You wouldn't need stat-blocks for every type of NPC.. Making NPC's would be simple, since you just need to choose their class and level and then create or pick a  'package'. The core classes will have the definitive abilities of the class already defined, the packages just offer the unique elements of the NPC.


----------



## steeldragons

I hear the moans and groans now..."You posted a thread about class structure with Steeldragons in earshot?! Are you MAD, man!?"

I'd probably go something like the following, as I used for my own homebrew system...

Base Class: Broadest theme/archetype of a certain fantasy trope, focus on the specific features/mechanics upon which the class relies. A character's specific flavor is left, nearly entirely, to the player or other elements of character creation (such as themes/backgrounds, accumulated skills, feats, etc...)

## Work to complete
[1] Can you quote the records word for word, starting at their first line and going on through the line with "price-tick-label: 1.20450 <box>1323"?
[2] Can you continue the forum discussion of character class structure from the point where it stops?

## Records for the task
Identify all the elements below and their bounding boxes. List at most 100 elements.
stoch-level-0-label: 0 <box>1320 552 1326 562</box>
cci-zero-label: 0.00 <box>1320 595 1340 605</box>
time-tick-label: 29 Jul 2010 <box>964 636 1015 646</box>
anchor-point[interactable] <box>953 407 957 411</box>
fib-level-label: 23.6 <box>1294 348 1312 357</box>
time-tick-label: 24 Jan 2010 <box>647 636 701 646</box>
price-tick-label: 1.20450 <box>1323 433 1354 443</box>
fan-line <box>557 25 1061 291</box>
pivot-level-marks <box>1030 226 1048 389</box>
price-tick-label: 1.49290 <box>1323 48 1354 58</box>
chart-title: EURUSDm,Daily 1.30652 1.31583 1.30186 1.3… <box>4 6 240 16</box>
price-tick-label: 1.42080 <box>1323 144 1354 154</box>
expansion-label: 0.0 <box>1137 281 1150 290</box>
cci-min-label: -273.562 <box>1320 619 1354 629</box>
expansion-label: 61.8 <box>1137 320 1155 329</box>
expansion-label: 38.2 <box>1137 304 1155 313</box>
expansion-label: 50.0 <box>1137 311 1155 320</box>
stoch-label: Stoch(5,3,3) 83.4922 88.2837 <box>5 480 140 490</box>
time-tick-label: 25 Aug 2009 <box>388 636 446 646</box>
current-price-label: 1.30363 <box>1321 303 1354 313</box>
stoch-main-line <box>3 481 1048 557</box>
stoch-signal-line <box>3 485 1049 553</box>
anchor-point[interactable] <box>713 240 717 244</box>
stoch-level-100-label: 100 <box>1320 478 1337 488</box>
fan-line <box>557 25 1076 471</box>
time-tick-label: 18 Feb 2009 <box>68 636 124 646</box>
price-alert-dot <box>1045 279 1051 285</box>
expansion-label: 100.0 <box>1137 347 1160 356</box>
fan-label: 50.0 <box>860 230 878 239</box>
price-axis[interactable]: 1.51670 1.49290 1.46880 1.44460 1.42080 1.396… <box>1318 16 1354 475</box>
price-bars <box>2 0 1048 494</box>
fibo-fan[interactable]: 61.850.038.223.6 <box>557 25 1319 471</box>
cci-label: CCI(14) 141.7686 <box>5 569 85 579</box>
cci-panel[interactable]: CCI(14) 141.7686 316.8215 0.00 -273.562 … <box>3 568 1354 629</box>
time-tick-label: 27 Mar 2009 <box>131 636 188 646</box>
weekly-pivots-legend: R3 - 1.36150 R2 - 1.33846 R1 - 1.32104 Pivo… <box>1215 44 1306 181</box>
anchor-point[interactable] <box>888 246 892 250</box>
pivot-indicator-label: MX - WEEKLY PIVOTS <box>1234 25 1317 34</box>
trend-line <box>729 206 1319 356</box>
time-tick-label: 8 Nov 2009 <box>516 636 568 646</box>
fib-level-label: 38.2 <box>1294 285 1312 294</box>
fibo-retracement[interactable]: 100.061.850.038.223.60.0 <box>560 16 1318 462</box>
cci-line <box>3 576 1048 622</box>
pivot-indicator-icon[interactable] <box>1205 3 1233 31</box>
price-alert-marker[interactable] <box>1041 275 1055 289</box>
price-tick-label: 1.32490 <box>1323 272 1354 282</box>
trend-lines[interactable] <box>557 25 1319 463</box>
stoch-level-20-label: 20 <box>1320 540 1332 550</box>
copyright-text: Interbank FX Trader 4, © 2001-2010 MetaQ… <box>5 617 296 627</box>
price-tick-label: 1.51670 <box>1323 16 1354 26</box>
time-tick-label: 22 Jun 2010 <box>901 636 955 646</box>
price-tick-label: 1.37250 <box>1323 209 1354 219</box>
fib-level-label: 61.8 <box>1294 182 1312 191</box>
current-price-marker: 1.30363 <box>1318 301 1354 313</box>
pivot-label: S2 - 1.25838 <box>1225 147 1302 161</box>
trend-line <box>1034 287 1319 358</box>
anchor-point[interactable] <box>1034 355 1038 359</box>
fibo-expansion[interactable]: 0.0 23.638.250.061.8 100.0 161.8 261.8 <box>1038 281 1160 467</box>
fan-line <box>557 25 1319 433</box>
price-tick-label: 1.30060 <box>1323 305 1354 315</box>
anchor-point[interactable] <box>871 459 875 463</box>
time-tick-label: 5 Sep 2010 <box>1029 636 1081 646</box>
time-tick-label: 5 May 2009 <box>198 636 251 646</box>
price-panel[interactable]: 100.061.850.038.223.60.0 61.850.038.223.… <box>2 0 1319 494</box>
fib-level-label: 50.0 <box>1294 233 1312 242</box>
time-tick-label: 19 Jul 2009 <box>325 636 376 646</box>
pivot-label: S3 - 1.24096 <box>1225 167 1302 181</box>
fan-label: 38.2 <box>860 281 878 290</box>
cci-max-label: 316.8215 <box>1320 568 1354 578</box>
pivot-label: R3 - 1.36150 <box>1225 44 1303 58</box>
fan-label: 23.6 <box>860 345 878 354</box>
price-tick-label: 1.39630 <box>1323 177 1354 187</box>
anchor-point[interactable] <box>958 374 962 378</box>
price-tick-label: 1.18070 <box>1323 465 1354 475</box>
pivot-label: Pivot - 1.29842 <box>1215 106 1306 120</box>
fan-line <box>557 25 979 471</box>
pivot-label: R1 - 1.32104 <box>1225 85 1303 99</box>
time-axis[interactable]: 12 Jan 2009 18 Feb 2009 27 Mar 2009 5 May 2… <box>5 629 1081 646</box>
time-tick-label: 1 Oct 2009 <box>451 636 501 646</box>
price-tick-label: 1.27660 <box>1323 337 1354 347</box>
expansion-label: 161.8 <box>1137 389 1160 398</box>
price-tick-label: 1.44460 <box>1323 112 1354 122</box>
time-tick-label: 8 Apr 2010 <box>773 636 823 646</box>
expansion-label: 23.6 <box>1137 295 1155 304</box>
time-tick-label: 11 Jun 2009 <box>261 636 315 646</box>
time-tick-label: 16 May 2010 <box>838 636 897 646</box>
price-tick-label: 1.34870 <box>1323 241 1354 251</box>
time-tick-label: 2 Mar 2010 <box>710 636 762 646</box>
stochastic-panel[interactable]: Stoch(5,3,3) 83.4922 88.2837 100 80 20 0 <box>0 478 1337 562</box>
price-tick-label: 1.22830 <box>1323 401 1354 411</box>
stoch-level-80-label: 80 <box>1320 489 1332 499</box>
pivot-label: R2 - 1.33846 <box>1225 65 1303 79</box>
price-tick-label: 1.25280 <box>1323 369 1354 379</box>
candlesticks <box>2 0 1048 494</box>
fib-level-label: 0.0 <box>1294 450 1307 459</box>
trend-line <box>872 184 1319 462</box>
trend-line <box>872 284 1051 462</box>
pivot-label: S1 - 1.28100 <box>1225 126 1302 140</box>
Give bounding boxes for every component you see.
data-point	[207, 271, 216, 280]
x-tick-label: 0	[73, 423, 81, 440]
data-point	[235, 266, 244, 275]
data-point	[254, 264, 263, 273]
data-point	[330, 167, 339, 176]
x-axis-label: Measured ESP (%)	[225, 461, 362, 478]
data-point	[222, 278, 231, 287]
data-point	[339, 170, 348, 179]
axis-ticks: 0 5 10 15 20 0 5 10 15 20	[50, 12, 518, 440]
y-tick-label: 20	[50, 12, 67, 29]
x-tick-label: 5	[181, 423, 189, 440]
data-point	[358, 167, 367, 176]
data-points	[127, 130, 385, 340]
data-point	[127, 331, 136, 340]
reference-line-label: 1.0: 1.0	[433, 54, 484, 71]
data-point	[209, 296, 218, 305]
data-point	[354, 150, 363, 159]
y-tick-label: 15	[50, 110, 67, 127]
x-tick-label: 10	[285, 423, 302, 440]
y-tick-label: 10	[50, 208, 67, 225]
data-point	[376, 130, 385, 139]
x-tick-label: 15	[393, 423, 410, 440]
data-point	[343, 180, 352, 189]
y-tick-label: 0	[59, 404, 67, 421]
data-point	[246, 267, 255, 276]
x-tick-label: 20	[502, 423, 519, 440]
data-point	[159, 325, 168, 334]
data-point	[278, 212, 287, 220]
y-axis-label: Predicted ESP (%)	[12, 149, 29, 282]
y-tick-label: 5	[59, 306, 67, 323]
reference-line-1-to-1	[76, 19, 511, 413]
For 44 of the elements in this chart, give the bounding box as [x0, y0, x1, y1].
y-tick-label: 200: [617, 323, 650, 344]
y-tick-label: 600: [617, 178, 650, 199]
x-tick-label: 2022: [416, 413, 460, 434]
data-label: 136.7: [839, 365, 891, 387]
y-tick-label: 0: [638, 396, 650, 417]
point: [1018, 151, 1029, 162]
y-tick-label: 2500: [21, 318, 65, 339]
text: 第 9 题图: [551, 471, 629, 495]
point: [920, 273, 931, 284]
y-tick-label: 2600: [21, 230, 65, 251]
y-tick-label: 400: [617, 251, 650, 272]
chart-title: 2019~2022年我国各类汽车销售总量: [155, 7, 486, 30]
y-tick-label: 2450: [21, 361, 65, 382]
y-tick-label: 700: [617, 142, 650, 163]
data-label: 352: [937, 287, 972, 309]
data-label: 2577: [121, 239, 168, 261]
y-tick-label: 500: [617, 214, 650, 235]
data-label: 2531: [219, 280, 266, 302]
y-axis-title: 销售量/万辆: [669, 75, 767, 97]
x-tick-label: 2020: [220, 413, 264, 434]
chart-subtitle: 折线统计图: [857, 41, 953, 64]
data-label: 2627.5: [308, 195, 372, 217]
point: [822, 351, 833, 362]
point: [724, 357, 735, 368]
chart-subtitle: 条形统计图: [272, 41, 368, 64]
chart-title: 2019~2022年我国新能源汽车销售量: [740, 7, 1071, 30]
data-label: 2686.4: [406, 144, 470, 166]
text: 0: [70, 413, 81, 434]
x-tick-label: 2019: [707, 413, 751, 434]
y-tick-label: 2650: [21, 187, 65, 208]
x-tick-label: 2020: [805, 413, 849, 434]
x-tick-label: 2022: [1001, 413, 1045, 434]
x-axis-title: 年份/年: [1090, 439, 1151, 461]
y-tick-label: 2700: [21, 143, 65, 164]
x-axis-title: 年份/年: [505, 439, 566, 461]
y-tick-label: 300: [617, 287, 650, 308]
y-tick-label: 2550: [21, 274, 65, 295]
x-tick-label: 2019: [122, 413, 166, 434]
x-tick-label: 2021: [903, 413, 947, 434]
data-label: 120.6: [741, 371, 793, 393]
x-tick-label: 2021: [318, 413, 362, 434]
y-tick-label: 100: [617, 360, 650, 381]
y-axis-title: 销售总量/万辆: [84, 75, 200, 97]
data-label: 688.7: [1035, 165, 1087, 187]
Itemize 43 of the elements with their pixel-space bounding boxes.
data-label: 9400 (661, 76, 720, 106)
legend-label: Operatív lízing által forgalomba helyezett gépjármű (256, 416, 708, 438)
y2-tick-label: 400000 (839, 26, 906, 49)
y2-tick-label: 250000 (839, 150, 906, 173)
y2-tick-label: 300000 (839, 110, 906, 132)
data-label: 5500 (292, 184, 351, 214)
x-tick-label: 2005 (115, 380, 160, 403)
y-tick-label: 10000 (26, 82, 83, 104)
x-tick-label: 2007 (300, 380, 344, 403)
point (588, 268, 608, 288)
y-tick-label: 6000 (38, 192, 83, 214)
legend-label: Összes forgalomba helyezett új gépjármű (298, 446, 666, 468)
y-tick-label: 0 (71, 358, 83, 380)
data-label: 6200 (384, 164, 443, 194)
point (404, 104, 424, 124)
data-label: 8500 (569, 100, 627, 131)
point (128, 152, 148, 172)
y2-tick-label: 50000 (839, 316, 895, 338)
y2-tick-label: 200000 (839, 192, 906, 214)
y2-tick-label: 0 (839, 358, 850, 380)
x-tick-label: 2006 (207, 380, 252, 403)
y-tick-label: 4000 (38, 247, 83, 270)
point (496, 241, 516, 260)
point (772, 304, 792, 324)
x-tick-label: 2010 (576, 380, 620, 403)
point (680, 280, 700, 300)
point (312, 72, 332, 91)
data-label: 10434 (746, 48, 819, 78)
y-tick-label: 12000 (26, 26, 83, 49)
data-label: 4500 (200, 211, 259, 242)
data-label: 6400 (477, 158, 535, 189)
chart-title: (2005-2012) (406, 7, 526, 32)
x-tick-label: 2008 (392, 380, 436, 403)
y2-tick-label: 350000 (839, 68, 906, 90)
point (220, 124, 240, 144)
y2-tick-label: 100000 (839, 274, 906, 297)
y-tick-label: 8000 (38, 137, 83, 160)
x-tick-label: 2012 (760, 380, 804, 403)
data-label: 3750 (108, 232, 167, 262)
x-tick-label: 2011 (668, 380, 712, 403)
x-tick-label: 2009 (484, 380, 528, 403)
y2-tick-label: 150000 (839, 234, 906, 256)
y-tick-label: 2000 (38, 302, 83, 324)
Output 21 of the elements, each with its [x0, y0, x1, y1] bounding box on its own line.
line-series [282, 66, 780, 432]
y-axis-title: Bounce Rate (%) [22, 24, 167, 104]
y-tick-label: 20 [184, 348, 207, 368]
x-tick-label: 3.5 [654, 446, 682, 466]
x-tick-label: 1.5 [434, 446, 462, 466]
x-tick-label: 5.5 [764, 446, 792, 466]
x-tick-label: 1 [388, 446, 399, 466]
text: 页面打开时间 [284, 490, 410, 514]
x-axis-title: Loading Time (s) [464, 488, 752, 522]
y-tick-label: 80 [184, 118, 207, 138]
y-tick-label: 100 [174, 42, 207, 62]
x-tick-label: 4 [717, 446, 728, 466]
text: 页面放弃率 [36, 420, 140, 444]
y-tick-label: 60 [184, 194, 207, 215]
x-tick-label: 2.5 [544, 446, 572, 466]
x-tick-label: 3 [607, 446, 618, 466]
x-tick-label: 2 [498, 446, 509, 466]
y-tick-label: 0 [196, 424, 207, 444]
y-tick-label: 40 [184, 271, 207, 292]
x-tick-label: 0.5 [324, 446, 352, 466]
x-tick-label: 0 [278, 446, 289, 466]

## Task-by-task answers
[1]
Identify all the elements below and their bounding boxes. List at most 100 elements.
stoch-level-0-label: 0 <box>1320 552 1326 562</box>
cci-zero-label: 0.00 <box>1320 595 1340 605</box>
time-tick-label: 29 Jul 2010 <box>964 636 1015 646</box>
anchor-point[interactable] <box>953 407 957 411</box>
fib-level-label: 23.6 <box>1294 348 1312 357</box>
time-tick-label: 24 Jan 2010 <box>647 636 701 646</box>
price-tick-label: 1.20450 <box>1323 433 1354 443</box>

[2]
--Less Broad Thematic subclass with slight mechanic difference, e.g.: a subclass that relies on a specialty of a certain feature/facet of the base class.
--More narrow thematic subclass with heavier mechanic differences.
--Most narrow thematic subclass, probably including some alignment or other restriction, with the heaviest mechanic differences from the base, including the use of magic and/or other specific feature from a different base class.

For example:
Fighter: broadest possible "warrior" archetype.
--Knight - a specific flavor/theme of warrior, honing in on the character's expertise and background flavor.
--Barbarian - a specific flavor/theme of warrior, including assumptions of culture [if not race], hones in on a particular fighting style with a unique mechanic ("Battle Raging/Berserking") other warriors don't have access to.
--Martial Adept - a very specific "martial arts" disciple kind of warrior, particular martial arts "style" allows for above/beyond attack damage and effects and supernatural abilities particular to the Adept, heavily oriented toward Dexterity features -likely taken from the Thief/Rogue class, the discipline and honor required of the flavor/theme of the archetype requires a dedication to a Lawful alignment.

OR...there's always this...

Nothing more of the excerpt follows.